-- Exercise data start --

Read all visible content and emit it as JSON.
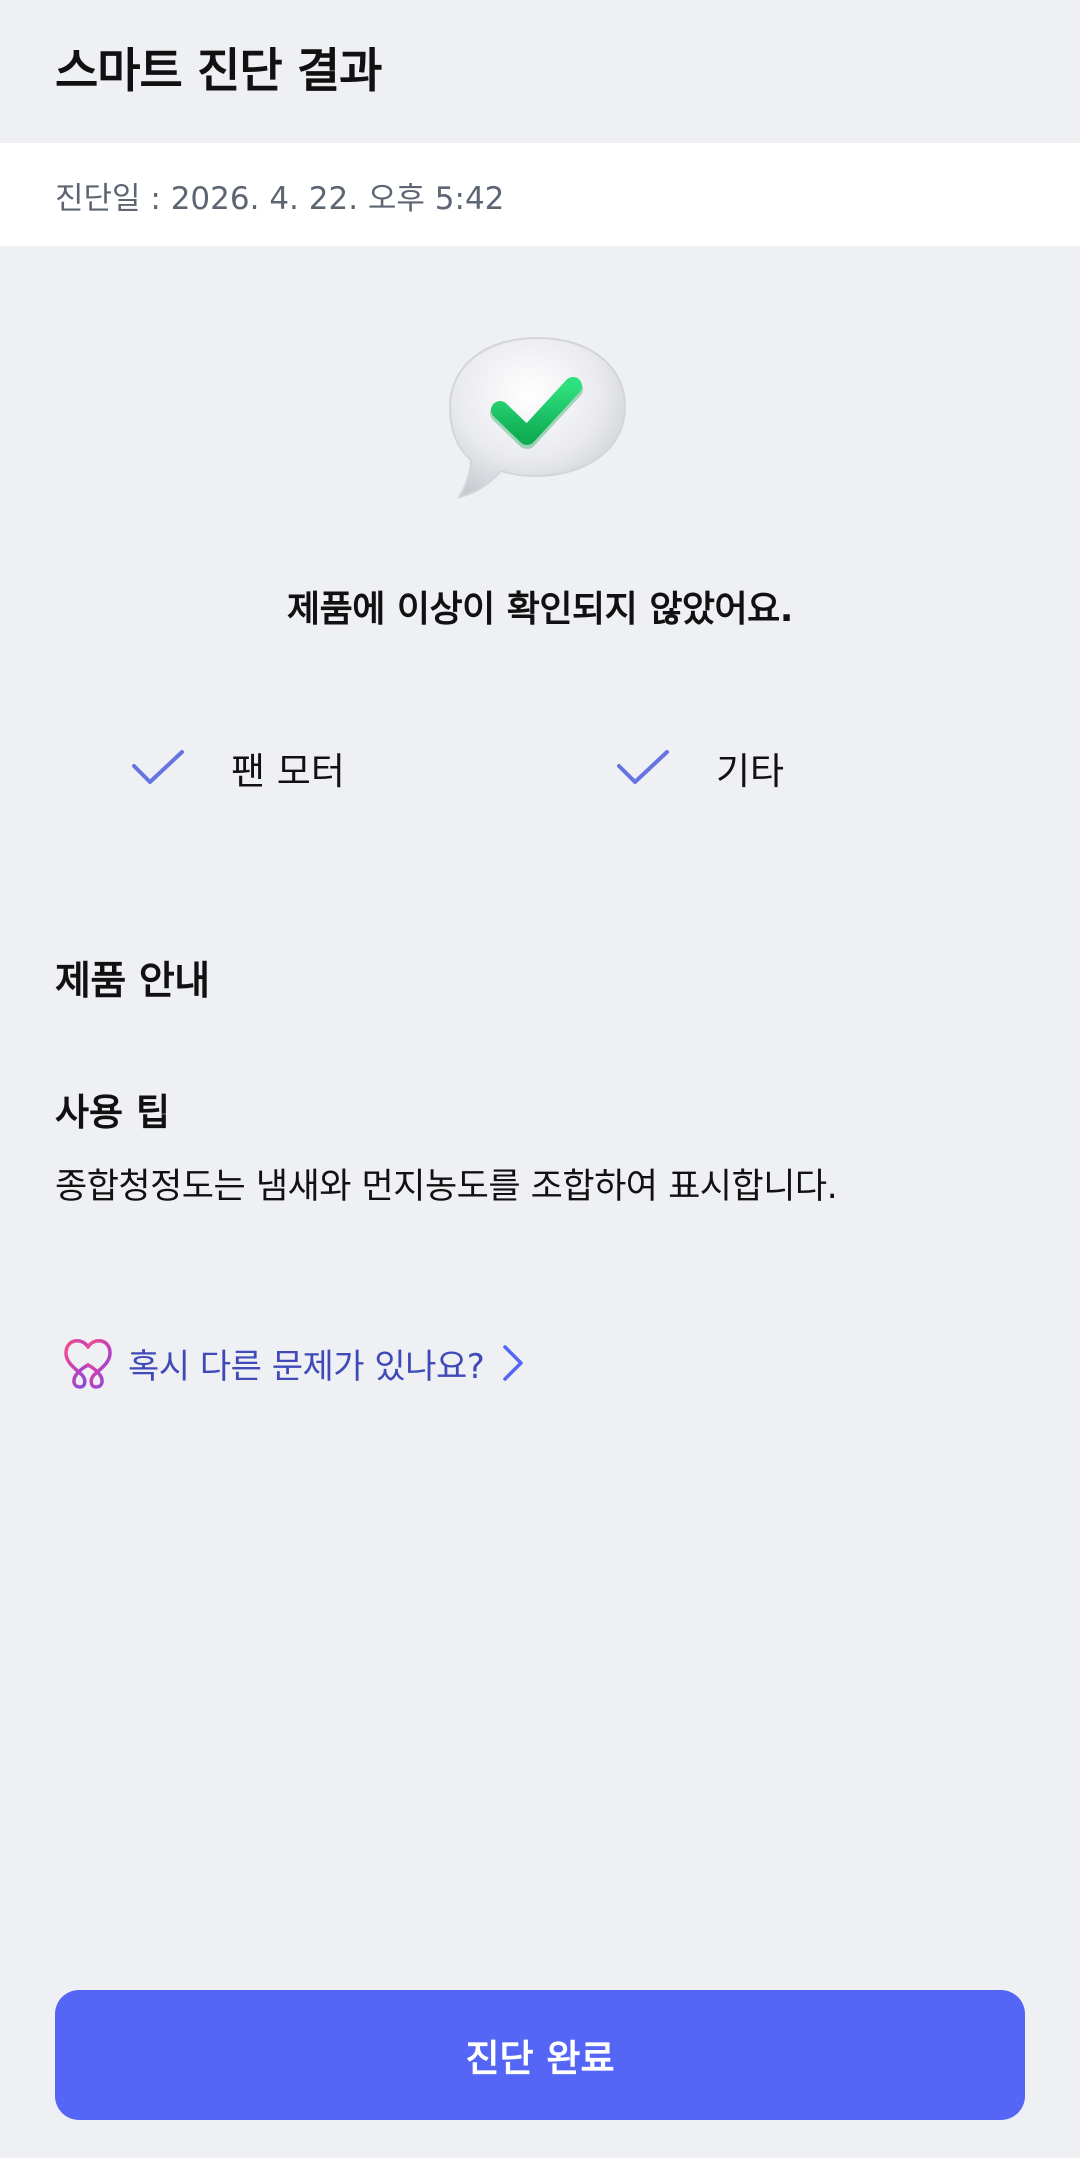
{
  "header": {
    "title": "스마트 진단 결과"
  },
  "diagnosis": {
    "date_text": "진단일 : 2026. 4. 22. 오후 5:42"
  },
  "result": {
    "icon": "speech-bubble-check-icon",
    "message": "제품에 이상이 확인되지 않았어요.",
    "items": [
      {
        "icon": "checkmark-icon",
        "label": "팬 모터"
      },
      {
        "icon": "checkmark-icon",
        "label": "기타"
      }
    ]
  },
  "product_info": {
    "title": "제품 안내",
    "tip_title": "사용 팁",
    "tip_text": "종합청정도는 냄새와 먼지농도를 조합하여 표시합니다."
  },
  "help": {
    "icon": "heart-logo-icon",
    "label": "혹시 다른 문제가 있나요?",
    "chevron": "chevron-right-icon"
  },
  "footer": {
    "complete_label": "진단 완료"
  },
  "colors": {
    "background": "#EFF0F4",
    "accent": "#5566F7",
    "check": "#6574E0",
    "link": "#3F4AB8",
    "success": "#1DC266"
  }
}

-- Exercise data end --

Reproduce all of the material exactly, apart from the pictures.

Read all visible content and emit it as JSON.
{
  "header": {
    "title": "스마트 진단 결과"
  },
  "diagnosis": {
    "date_text": "진단일 : 2026. 4. 22. 오후 5:42"
  },
  "result": {
    "icon": "speech-bubble-check-icon",
    "message": "제품에 이상이 확인되지 않았어요.",
    "items": [
      {
        "icon": "checkmark-icon",
        "label": "팬 모터"
      },
      {
        "icon": "checkmark-icon",
        "label": "기타"
      }
    ]
  },
  "product_info": {
    "title": "제품 안내",
    "tip_title": "사용 팁",
    "tip_text": "종합청정도는 냄새와 먼지농도를 조합하여 표시합니다."
  },
  "help": {
    "icon": "heart-logo-icon",
    "label": "혹시 다른 문제가 있나요?",
    "chevron": "chevron-right-icon"
  },
  "footer": {
    "complete_label": "진단 완료"
  },
  "colors": {
    "background": "#EFF0F4",
    "accent": "#5566F7",
    "check": "#6574E0",
    "link": "#3F4AB8",
    "success": "#1DC266"
  }
}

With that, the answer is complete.